- [DOCUMENT PASSAGE]:

[noise] Extension spec: Signatures

Trevor Perrin trevp at trevp.net
Mon Dec 17 22:45:51 PST 2018


On Mon, Dec 17, 2018 at 1:24 PM Justin Cormack
<justin at specialbusservice.com> wrote:
>
> Hi, I was writing up the version I discussed before which is designed
> to support pattern composition (that I also need to finish writing
> up). The differences are as follows.
>
> There are 11 basic signature patterns (all the basic patterns except
> NN). As the deferral is implicit, I named them without the numbers,
> although that is a matter of taste. These correspond to your patterns
> with both es and se replaced:

OK cool, I made a revision 2 where "sigi" and "sigr" modifiers are
removed, so my spec only contains these 11 patterns where all
authentication DHs can be replaced with signatures.

https://github.com/noiseprotocol/noise_sig_spec/blob/master/output/noise_sig.pdf

I think that's simple and useful functionality we could hopefully
agree on while we continue to work out more complicated cases.

I did name these with the deferred "1" numbers, so that the "sig"
modifier has to do less work.  I think you have a more "generative"
viewpoint, but I like to be able to read simple "transformations" from
one pattern to another.


> I also used "+" in the pattern naming ie
> Noise_IKsig_25519+Ed25519_AESGCM_SHA256 to make it clearer how to
> parse the names, and I think this works best with the composition
> rules although these need finalising. Using underscore the parsing is
> more implicit. The

I didn't understand this paragraph, it got cut off?


> Your additional patterns are then combinations. The combination rules
> are quite simple, for "i" patterns you use N.+.Nsig ie the sig
> modifier is applied to something that only has initiator keys, and the
> opposites.
>
> XKsigi is
> NK+XNsig:
>   <- s
>   ...
>   -> e, es
>   <- e, ee
>   -> s1, sig1

For the cases with mixed DH and signature authentication, I would
definitely like to see your "pattern composition" approach fleshed
out.  Some questions I have about it:

 * It's not obviously more readable, i.e. looking at above example:
XKsigi can be read and applied quite easily:  just take XK and replace
the initiator auth with a signature.  Viewing this as NK+XNsig takes
more thinking to "merge" 2 different patterns.

- [TASK REQUIREMENTS]:
a. Translate this sentence from the Noise signatures post into Spanish: "I think that's simple and useful functionality we could hopefully agree on while we continue to work out more complicated cases."
b. Answer these from the Noise signatures post:
(i) How many basic signature patterns does Justin Cormack's version contain?
(ii) Which two modifiers did Trevor Perrin remove in revision 2 of his spec?
(iii) What symbol did Justin Cormack use in pattern names to make them easier to parse?
c. Pick up the Noise signatures post where it stops and write the next part.

- [DATA SHOWN]:
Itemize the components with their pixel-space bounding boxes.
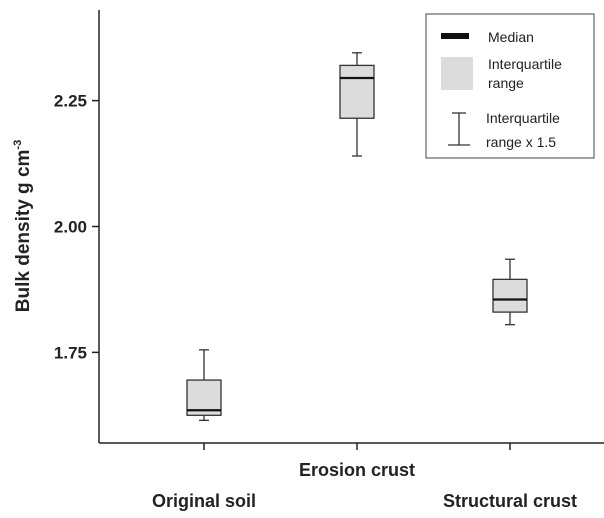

- [ANSWERS IN ORDER]:
a. Creo que es una funcionalidad simple y útil en la que, con suerte, podríamos ponernos de acuerdo mientras seguimos resolviendo casos más complicados.

b.
(i) 11
(ii) "sigi" and "sigr"
(iii) "+"

c.
 * If "pattern composition" automatically merges ephemeral, how would
we handle cases where we want to add or replace ephemerals, e.g.
hybrid forward secrecy?  If we're tackling a general composition
mechanism it probably needs to be able to combine DH, signatures, and
ephemeral or static KEMs, arbitrarily.

> XXsigr is also valid, which is XN+NXsig, and XXsigi which is NX+XNsig
> - you didn't need to use the deferred patterns for the XX ones as
> XXsig is valid. K1K1sigi and K1K1sigr are also valid, and K1Xsigi and
> K1Xsigr, and I1K1sigi and I1K1sigr. So overall there are I think 8
> patterns that you miss that are valid, giving 31 patterns overall.

I only included sigi/sigr if sig wasn't possible, but that was kind of
an arbitrary choice.  Also including sigi+sigr patterns would make
sense, to allow for different types of signature algorithms.

> This is significantly more complex as a spec than my version with just
> 11 patterns plus composition rules to make up the other versions, so
> long as you agree the composition rules are simple (and I think they
> are otherwise useful). I will do a writeup of the composition rules
> this week.

I'm not sure the composition rules are simple yet, but they're
definitely intriguing, particularly if they extend to handling other
cases.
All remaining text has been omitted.